(Data records)
_ _ _ _ _
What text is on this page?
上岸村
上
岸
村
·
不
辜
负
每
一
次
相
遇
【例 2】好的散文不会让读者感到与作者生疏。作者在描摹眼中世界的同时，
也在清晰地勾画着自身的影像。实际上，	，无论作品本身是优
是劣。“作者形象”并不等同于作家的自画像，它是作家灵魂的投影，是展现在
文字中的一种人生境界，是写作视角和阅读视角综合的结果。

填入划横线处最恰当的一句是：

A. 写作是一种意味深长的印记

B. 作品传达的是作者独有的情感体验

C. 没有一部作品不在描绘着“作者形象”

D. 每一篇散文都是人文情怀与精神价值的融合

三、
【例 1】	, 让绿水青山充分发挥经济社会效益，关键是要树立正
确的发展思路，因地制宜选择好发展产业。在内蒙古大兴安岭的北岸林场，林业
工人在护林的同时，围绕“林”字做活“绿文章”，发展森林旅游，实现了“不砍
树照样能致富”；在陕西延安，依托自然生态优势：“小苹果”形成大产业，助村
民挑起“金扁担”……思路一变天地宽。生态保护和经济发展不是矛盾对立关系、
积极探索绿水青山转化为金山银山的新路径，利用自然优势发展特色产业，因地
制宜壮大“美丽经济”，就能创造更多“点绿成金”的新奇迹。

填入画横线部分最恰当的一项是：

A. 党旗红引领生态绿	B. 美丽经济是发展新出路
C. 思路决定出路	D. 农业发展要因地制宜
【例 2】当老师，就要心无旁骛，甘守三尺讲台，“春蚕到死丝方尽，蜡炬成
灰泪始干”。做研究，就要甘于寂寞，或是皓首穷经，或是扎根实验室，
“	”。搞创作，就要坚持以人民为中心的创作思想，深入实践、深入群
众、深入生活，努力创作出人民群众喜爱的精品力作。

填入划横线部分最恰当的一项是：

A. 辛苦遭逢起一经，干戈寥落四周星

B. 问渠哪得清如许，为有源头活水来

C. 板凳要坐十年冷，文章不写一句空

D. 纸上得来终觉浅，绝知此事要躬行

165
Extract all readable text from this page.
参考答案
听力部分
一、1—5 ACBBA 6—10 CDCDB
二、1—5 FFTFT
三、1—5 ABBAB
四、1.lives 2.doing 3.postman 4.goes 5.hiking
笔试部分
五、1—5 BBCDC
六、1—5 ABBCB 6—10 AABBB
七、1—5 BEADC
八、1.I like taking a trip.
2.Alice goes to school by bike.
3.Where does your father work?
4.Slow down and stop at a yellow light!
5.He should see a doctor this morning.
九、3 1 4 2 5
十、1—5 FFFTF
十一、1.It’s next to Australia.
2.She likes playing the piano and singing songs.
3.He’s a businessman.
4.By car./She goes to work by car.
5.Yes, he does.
_ _ _ _ _
### The task
Gather every line from the entries above where the word "this" appears, and copy them.

### Complete response
What text is on this page?
Extract all readable text from this page.
5.He should see a doctor this morning.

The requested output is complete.